What is required: Repeat the records below exactly.

Record extracts:
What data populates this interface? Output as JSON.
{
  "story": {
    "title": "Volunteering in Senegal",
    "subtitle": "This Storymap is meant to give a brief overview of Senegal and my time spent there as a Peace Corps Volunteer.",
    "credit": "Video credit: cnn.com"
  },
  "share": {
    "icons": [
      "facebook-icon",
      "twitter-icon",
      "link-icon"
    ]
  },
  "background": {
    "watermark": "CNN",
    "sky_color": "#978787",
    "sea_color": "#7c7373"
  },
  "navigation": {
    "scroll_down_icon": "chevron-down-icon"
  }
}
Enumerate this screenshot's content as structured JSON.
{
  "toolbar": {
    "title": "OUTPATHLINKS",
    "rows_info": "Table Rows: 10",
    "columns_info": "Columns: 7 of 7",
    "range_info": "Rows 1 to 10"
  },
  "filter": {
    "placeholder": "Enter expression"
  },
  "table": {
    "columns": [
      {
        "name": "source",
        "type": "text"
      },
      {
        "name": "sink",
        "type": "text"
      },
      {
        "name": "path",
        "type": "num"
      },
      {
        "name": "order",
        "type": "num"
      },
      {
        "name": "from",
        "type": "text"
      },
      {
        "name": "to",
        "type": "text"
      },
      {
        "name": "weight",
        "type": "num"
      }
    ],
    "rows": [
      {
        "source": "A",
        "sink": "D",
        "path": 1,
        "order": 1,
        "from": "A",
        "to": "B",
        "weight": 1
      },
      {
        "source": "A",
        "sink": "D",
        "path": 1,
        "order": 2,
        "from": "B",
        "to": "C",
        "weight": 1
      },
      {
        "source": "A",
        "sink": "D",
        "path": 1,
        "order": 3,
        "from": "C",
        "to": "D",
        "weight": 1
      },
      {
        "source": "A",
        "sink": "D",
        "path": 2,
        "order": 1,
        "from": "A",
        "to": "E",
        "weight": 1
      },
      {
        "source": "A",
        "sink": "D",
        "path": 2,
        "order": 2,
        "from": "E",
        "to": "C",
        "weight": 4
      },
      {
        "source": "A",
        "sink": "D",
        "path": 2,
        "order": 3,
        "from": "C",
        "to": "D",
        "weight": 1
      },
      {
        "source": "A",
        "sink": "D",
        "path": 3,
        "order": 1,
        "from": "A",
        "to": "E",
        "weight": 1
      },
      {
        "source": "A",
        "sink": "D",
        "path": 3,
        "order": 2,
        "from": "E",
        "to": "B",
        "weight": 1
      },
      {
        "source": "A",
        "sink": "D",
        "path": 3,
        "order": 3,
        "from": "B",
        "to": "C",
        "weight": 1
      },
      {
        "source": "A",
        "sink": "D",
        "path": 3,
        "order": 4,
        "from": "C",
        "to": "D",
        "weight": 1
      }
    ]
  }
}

Expected answer:
What data populates this interface? Output as JSON.
{
  "story": {
    "title": "Volunteering in Senegal",
    "subtitle": "This Storymap is meant to give a brief overview of Senegal and my time spent there as a Peace Corps Volunteer.",
    "credit": "Video credit: cnn.com"
  },
  "share": {
    "icons": [
      "facebook-icon",
      "twitter-icon",
      "link-icon"
    ]
  },
  "background": {
    "watermark": "CNN",
    "sky_color": "#978787",
    "sea_color": "#7c7373"
  },
  "navigation": {
    "scroll_down_icon": "chevron-down-icon"
  }
}
Enumerate this screenshot's content as structured JSON.
{
  "toolbar": {
    "title": "OUTPATHLINKS",
    "rows_info": "Table Rows: 10",
    "columns_info": "Columns: 7 of 7",
    "range_info": "Rows 1 to 10"
  },
  "filter": {
    "placeholder": "Enter expression"
  },
  "table": {
    "columns": [
      {
        "name": "source",
        "type": "text"
      },
      {
        "name": "sink",
        "type": "text"
      },
      {
        "name": "path",
        "type": "num"
      },
      {
        "name": "order",
        "type": "num"
      },
      {
        "name": "from",
        "type": "text"
      },
      {
        "name": "to",
        "type": "text"
      },
      {
        "name": "weight",
        "type": "num"
      }
    ],
    "rows": [
      {
        "source": "A",
        "sink": "D",
        "path": 1,
        "order": 1,
        "from": "A",
        "to": "B",
        "weight": 1
      },
      {
        "source": "A",
        "sink": "D",
        "path": 1,
        "order": 2,
        "from": "B",
        "to": "C",
        "weight": 1
      },
      {
        "source": "A",
        "sink": "D",
        "path": 1,
        "order": 3,
        "from": "C",
        "to": "D",
        "weight": 1
      },
      {
        "source": "A",
        "sink": "D",
        "path": 2,
        "order": 1,
        "from": "A",
        "to": "E",
        "weight": 1
      },
      {
        "source": "A",
        "sink": "D",
        "path": 2,
        "order": 2,
        "from": "E",
        "to": "C",
        "weight": 4
      },
      {
        "source": "A",
        "sink": "D",
        "path": 2,
        "order": 3,
        "from": "C",
        "to": "D",
        "weight": 1
      },
      {
        "source": "A",
        "sink": "D",
        "path": 3,
        "order": 1,
        "from": "A",
        "to": "E",
        "weight": 1
      },
      {
        "source": "A",
        "sink": "D",
        "path": 3,
        "order": 2,
        "from": "E",
        "to": "B",
        "weight": 1
      },
      {
        "source": "A",
        "sink": "D",
        "path": 3,
        "order": 3,
        "from": "B",
        "to": "C",
        "weight": 1
      },
      {
        "source": "A",
        "sink": "D",
        "path": 3,
        "order": 4,
        "from": "C",
        "to": "D",
        "weight": 1
      }
    ]
  }
}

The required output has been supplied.